• **Task to complete**:
Copy the data exactly as it appears, and do not include any pictures.

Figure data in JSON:
— Begin —
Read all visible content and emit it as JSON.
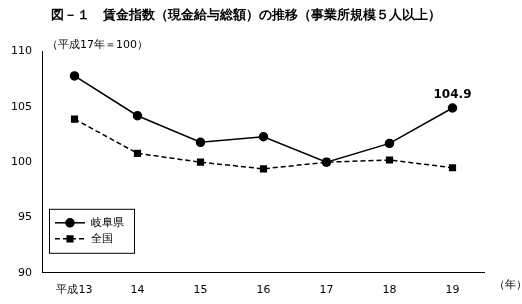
{
  "chart_data": {
    "type": "line",
    "title": "図－１　賃金指数（現金給与総額）の推移（事業所規模５人以上）",
    "y_label": "（平成17年＝100）",
    "x_label": "（年）",
    "categories": [
      "平成13",
      "14",
      "15",
      "16",
      "17",
      "18",
      "19"
    ],
    "series": [
      {
        "name": "岐阜県",
        "color": "#000000",
        "marker": "circle",
        "line_style": "solid",
        "values": [
          107.8,
          104.2,
          101.8,
          102.3,
          100.0,
          101.7,
          104.9
        ],
        "value_labels": [
          null,
          null,
          null,
          null,
          null,
          null,
          "104.9"
        ]
      },
      {
        "name": "全国",
        "color": "#000000",
        "marker": "square",
        "line_style": "dashed",
        "values": [
          103.9,
          100.8,
          100.0,
          99.4,
          100.0,
          100.2,
          99.5
        ]
      }
    ],
    "ylim": [
      90,
      110
    ],
    "yticks": [
      90,
      95,
      100,
      105,
      110
    ],
    "grid": false,
    "legend": "lower left"
  }
}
— End —
• **Answer to the problem**:
Read all visible content and emit it as JSON.
{
  "chart_data": {
    "type": "line",
    "title": "図－１　賃金指数（現金給与総額）の推移（事業所規模５人以上）",
    "y_label": "（平成17年＝100）",
    "x_label": "（年）",
    "categories": [
      "平成13",
      "14",
      "15",
      "16",
      "17",
      "18",
      "19"
    ],
    "series": [
      {
        "name": "岐阜県",
        "color": "#000000",
        "marker": "circle",
        "line_style": "solid",
        "values": [
          107.8,
          104.2,
          101.8,
          102.3,
          100.0,
          101.7,
          104.9
        ],
        "value_labels": [
          null,
          null,
          null,
          null,
          null,
          null,
          "104.9"
        ]
      },
      {
        "name": "全国",
        "color": "#000000",
        "marker": "square",
        "line_style": "dashed",
        "values": [
          103.9,
          100.8,
          100.0,
          99.4,
          100.0,
          100.2,
          99.5
        ]
      }
    ],
    "ylim": [
      90,
      110
    ],
    "yticks": [
      90,
      95,
      100,
      105,
      110
    ],
    "grid": false,
    "legend": "lower left"
  }
}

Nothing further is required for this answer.